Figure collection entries
# # #

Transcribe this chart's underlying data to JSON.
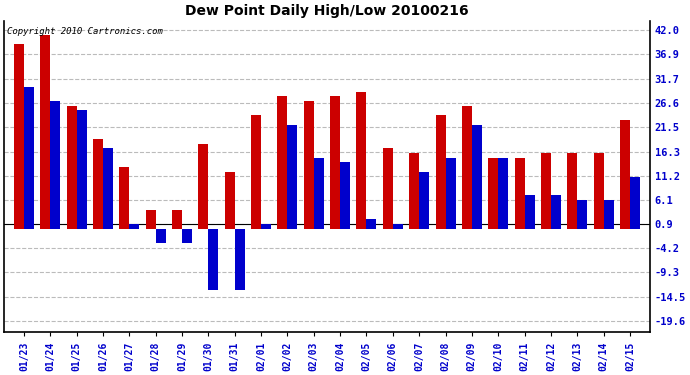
{
  "title": "Dew Point Daily High/Low 20100216",
  "copyright": "Copyright 2010 Cartronics.com",
  "labels": [
    "01/23",
    "01/24",
    "01/25",
    "01/26",
    "01/27",
    "01/28",
    "01/29",
    "01/30",
    "01/31",
    "02/01",
    "02/02",
    "02/03",
    "02/04",
    "02/05",
    "02/06",
    "02/07",
    "02/08",
    "02/09",
    "02/10",
    "02/11",
    "02/12",
    "02/13",
    "02/14",
    "02/15"
  ],
  "highs": [
    39,
    41,
    26,
    19,
    13,
    4,
    4,
    18,
    12,
    24,
    28,
    27,
    28,
    29,
    17,
    16,
    24,
    26,
    15,
    15,
    16,
    16,
    16,
    23
  ],
  "lows": [
    30,
    27,
    25,
    17,
    1,
    -3,
    -3,
    -13,
    -13,
    1,
    22,
    15,
    14,
    2,
    1,
    12,
    15,
    22,
    15,
    7,
    7,
    6,
    6,
    11
  ],
  "high_color": "#cc0000",
  "low_color": "#0000cc",
  "bg_color": "#ffffff",
  "grid_color": "#bbbbbb",
  "ytick_values": [
    42.0,
    36.9,
    31.7,
    26.6,
    21.5,
    16.3,
    11.2,
    6.1,
    0.9,
    -4.2,
    -9.3,
    -14.5,
    -19.6
  ],
  "ytick_labels": [
    "42.0",
    "36.9",
    "31.7",
    "26.6",
    "21.5",
    "16.3",
    "11.2",
    "6.1",
    "0.9",
    "-4.2",
    "-9.3",
    "-14.5",
    "-19.6"
  ],
  "ymin": -22.0,
  "ymax": 44.0,
  "bar_width": 0.38,
  "figwidth": 6.9,
  "figheight": 3.75,
  "dpi": 100
}
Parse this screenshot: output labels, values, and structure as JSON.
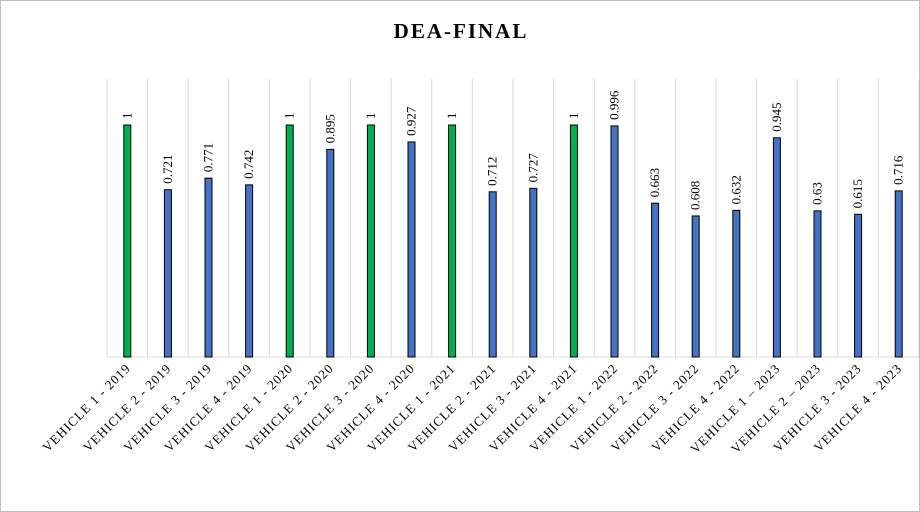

# # #

Copy all lines in the listing above where the string "JSON" appears.

• [EXPECTED ANSWER]:
Transcribe this chart's underlying data to JSON.
Parse this screenshot: output labels, values, and structure as JSON.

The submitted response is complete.